Set down every record once more, exactly as given.
══════════════════════════════
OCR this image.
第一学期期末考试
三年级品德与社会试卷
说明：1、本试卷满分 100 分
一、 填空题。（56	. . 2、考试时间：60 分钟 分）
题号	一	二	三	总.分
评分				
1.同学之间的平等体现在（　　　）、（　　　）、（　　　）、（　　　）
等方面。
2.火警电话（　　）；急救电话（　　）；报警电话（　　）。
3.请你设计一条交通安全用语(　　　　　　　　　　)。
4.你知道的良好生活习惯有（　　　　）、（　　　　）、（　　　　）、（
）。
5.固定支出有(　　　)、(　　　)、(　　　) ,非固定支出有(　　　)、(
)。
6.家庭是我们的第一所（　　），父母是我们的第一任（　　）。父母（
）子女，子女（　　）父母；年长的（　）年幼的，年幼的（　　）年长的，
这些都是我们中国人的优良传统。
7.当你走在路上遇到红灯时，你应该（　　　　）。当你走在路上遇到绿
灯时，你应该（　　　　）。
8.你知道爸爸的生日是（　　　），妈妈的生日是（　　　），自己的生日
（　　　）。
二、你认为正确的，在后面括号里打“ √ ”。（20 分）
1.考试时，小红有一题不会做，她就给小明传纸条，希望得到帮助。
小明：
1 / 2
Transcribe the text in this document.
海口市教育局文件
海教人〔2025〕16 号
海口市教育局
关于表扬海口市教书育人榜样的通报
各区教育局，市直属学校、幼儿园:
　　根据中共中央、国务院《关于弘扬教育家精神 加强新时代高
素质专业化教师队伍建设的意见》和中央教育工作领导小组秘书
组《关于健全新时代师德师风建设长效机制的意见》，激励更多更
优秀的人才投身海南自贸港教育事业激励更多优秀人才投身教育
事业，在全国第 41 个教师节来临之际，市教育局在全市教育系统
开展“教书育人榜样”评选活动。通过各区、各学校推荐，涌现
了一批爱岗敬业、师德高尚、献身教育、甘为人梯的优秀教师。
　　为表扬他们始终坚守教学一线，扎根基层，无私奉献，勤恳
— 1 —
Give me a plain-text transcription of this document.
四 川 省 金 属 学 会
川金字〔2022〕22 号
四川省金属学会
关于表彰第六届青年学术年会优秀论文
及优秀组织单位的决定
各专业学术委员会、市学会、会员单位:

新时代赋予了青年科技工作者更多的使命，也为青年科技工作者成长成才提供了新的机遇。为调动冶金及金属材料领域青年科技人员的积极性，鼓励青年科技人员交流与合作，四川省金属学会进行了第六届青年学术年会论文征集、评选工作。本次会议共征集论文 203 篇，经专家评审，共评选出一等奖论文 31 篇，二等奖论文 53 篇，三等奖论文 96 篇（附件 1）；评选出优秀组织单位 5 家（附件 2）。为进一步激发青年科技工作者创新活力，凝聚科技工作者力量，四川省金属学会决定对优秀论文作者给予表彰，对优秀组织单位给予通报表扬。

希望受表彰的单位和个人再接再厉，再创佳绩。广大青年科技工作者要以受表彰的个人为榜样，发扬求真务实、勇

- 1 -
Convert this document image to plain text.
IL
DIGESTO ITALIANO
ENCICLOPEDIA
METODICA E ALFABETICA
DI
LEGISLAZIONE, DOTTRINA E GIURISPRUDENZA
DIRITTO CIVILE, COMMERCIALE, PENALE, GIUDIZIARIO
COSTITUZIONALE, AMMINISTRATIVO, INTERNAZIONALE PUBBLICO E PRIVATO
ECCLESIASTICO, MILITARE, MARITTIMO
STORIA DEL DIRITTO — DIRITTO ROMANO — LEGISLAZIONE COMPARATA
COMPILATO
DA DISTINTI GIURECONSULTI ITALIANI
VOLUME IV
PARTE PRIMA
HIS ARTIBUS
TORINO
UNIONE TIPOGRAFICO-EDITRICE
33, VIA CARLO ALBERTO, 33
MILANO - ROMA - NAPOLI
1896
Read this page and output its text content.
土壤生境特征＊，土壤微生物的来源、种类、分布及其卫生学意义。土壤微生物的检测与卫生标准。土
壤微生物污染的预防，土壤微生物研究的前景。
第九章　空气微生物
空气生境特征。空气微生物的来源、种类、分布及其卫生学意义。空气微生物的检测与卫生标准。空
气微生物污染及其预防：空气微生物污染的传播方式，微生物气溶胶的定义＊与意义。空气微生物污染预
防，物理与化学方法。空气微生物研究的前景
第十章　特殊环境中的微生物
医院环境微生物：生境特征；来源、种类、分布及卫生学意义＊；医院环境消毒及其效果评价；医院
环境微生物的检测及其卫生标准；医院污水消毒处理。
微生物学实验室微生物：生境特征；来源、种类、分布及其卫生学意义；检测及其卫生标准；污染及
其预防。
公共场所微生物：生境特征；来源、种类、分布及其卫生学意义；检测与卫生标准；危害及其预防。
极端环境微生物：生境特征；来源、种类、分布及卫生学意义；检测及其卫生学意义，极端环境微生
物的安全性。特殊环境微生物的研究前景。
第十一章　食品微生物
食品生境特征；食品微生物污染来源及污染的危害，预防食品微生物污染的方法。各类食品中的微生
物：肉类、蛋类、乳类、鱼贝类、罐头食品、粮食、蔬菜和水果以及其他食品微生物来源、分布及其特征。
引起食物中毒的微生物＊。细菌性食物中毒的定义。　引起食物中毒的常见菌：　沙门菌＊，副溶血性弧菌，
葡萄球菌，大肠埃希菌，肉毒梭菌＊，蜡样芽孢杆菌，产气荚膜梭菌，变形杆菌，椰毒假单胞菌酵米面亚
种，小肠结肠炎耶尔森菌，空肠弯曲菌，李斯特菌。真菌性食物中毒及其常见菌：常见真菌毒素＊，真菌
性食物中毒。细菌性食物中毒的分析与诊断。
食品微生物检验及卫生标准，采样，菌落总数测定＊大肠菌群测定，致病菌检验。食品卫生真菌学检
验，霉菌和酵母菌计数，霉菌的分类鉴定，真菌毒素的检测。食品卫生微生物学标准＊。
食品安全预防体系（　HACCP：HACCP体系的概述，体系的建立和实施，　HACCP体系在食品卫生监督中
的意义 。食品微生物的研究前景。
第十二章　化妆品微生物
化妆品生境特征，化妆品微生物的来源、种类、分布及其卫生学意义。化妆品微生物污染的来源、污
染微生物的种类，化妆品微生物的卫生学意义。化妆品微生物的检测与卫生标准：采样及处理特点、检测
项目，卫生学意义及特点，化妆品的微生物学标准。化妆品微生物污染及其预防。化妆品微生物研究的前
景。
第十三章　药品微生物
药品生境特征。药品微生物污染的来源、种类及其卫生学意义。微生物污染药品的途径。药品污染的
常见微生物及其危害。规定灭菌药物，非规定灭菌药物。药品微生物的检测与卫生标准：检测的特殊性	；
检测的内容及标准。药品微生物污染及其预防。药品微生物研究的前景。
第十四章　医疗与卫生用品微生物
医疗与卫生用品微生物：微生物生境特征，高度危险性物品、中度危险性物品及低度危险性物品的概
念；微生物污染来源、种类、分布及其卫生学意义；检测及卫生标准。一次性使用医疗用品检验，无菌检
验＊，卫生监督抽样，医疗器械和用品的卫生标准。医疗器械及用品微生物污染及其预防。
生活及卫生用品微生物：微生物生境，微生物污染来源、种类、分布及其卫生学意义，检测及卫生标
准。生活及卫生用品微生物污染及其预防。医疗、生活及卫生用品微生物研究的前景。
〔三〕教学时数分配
══════════════════════════════
THE OUTPUT:
OCR this image.
第一学期期末考试
三年级品德与社会试卷
说明：1、本试卷满分 100 分
一、 填空题。（56	. . 2、考试时间：60 分钟 分）
题号	一	二	三	总.分
评分				
1.同学之间的平等体现在（　　　）、（　　　）、（　　　）、（　　　）
等方面。
2.火警电话（　　）；急救电话（　　）；报警电话（　　）。
3.请你设计一条交通安全用语(　　　　　　　　　　)。
4.你知道的良好生活习惯有（　　　　）、（　　　　）、（　　　　）、（
）。
5.固定支出有(　　　)、(　　　)、(　　　) ,非固定支出有(　　　)、(
)。
6.家庭是我们的第一所（　　），父母是我们的第一任（　　）。父母（
）子女，子女（　　）父母；年长的（　）年幼的，年幼的（　　）年长的，
这些都是我们中国人的优良传统。
7.当你走在路上遇到红灯时，你应该（　　　　）。当你走在路上遇到绿
灯时，你应该（　　　　）。
8.你知道爸爸的生日是（　　　），妈妈的生日是（　　　），自己的生日
（　　　）。
二、你认为正确的，在后面括号里打“ √ ”。（20 分）
1.考试时，小红有一题不会做，她就给小明传纸条，希望得到帮助。
小明：
1 / 2
Transcribe the text in this document.
海口市教育局文件
海教人〔2025〕16 号
海口市教育局
关于表扬海口市教书育人榜样的通报
各区教育局，市直属学校、幼儿园:
　　根据中共中央、国务院《关于弘扬教育家精神 加强新时代高
素质专业化教师队伍建设的意见》和中央教育工作领导小组秘书
组《关于健全新时代师德师风建设长效机制的意见》，激励更多更
优秀的人才投身海南自贸港教育事业激励更多优秀人才投身教育
事业，在全国第 41 个教师节来临之际，市教育局在全市教育系统
开展“教书育人榜样”评选活动。通过各区、各学校推荐，涌现
了一批爱岗敬业、师德高尚、献身教育、甘为人梯的优秀教师。
　　为表扬他们始终坚守教学一线，扎根基层，无私奉献，勤恳
— 1 —
Give me a plain-text transcription of this document.
四 川 省 金 属 学 会
川金字〔2022〕22 号
四川省金属学会
关于表彰第六届青年学术年会优秀论文
及优秀组织单位的决定
各专业学术委员会、市学会、会员单位:

新时代赋予了青年科技工作者更多的使命，也为青年科技工作者成长成才提供了新的机遇。为调动冶金及金属材料领域青年科技人员的积极性，鼓励青年科技人员交流与合作，四川省金属学会进行了第六届青年学术年会论文征集、评选工作。本次会议共征集论文 203 篇，经专家评审，共评选出一等奖论文 31 篇，二等奖论文 53 篇，三等奖论文 96 篇（附件 1）；评选出优秀组织单位 5 家（附件 2）。为进一步激发青年科技工作者创新活力，凝聚科技工作者力量，四川省金属学会决定对优秀论文作者给予表彰，对优秀组织单位给予通报表扬。

希望受表彰的单位和个人再接再厉，再创佳绩。广大青年科技工作者要以受表彰的个人为榜样，发扬求真务实、勇

- 1 -
Convert this document image to plain text.
IL
DIGESTO ITALIANO
ENCICLOPEDIA
METODICA E ALFABETICA
DI
LEGISLAZIONE, DOTTRINA E GIURISPRUDENZA
DIRITTO CIVILE, COMMERCIALE, PENALE, GIUDIZIARIO
COSTITUZIONALE, AMMINISTRATIVO, INTERNAZIONALE PUBBLICO E PRIVATO
ECCLESIASTICO, MILITARE, MARITTIMO
STORIA DEL DIRITTO — DIRITTO ROMANO — LEGISLAZIONE COMPARATA
COMPILATO
DA DISTINTI GIURECONSULTI ITALIANI
VOLUME IV
PARTE PRIMA
HIS ARTIBUS
TORINO
UNIONE TIPOGRAFICO-EDITRICE
33, VIA CARLO ALBERTO, 33
MILANO - ROMA - NAPOLI
1896
Read this page and output its text content.
土壤生境特征＊，土壤微生物的来源、种类、分布及其卫生学意义。土壤微生物的检测与卫生标准。土
壤微生物污染的预防，土壤微生物研究的前景。
第九章　空气微生物
空气生境特征。空气微生物的来源、种类、分布及其卫生学意义。空气微生物的检测与卫生标准。空
气微生物污染及其预防：空气微生物污染的传播方式，微生物气溶胶的定义＊与意义。空气微生物污染预
防，物理与化学方法。空气微生物研究的前景
第十章　特殊环境中的微生物
医院环境微生物：生境特征；来源、种类、分布及卫生学意义＊；医院环境消毒及其效果评价；医院
环境微生物的检测及其卫生标准；医院污水消毒处理。
微生物学实验室微生物：生境特征；来源、种类、分布及其卫生学意义；检测及其卫生标准；污染及
其预防。
公共场所微生物：生境特征；来源、种类、分布及其卫生学意义；检测与卫生标准；危害及其预防。
极端环境微生物：生境特征；来源、种类、分布及卫生学意义；检测及其卫生学意义，极端环境微生
物的安全性。特殊环境微生物的研究前景。
第十一章　食品微生物
食品生境特征；食品微生物污染来源及污染的危害，预防食品微生物污染的方法。各类食品中的微生
物：肉类、蛋类、乳类、鱼贝类、罐头食品、粮食、蔬菜和水果以及其他食品微生物来源、分布及其特征。
引起食物中毒的微生物＊。细菌性食物中毒的定义。　引起食物中毒的常见菌：　沙门菌＊，副溶血性弧菌，
葡萄球菌，大肠埃希菌，肉毒梭菌＊，蜡样芽孢杆菌，产气荚膜梭菌，变形杆菌，椰毒假单胞菌酵米面亚
种，小肠结肠炎耶尔森菌，空肠弯曲菌，李斯特菌。真菌性食物中毒及其常见菌：常见真菌毒素＊，真菌
性食物中毒。细菌性食物中毒的分析与诊断。
食品微生物检验及卫生标准，采样，菌落总数测定＊大肠菌群测定，致病菌检验。食品卫生真菌学检
验，霉菌和酵母菌计数，霉菌的分类鉴定，真菌毒素的检测。食品卫生微生物学标准＊。
食品安全预防体系（　HACCP：HACCP体系的概述，体系的建立和实施，　HACCP体系在食品卫生监督中
的意义 。食品微生物的研究前景。
第十二章　化妆品微生物
化妆品生境特征，化妆品微生物的来源、种类、分布及其卫生学意义。化妆品微生物污染的来源、污
染微生物的种类，化妆品微生物的卫生学意义。化妆品微生物的检测与卫生标准：采样及处理特点、检测
项目，卫生学意义及特点，化妆品的微生物学标准。化妆品微生物污染及其预防。化妆品微生物研究的前
景。
第十三章　药品微生物
药品生境特征。药品微生物污染的来源、种类及其卫生学意义。微生物污染药品的途径。药品污染的
常见微生物及其危害。规定灭菌药物，非规定灭菌药物。药品微生物的检测与卫生标准：检测的特殊性	；
检测的内容及标准。药品微生物污染及其预防。药品微生物研究的前景。
第十四章　医疗与卫生用品微生物
医疗与卫生用品微生物：微生物生境特征，高度危险性物品、中度危险性物品及低度危险性物品的概
念；微生物污染来源、种类、分布及其卫生学意义；检测及卫生标准。一次性使用医疗用品检验，无菌检
验＊，卫生监督抽样，医疗器械和用品的卫生标准。医疗器械及用品微生物污染及其预防。
生活及卫生用品微生物：微生物生境，微生物污染来源、种类、分布及其卫生学意义，检测及卫生标
准。生活及卫生用品微生物污染及其预防。医疗、生活及卫生用品微生物研究的前景。
〔三〕教学时数分配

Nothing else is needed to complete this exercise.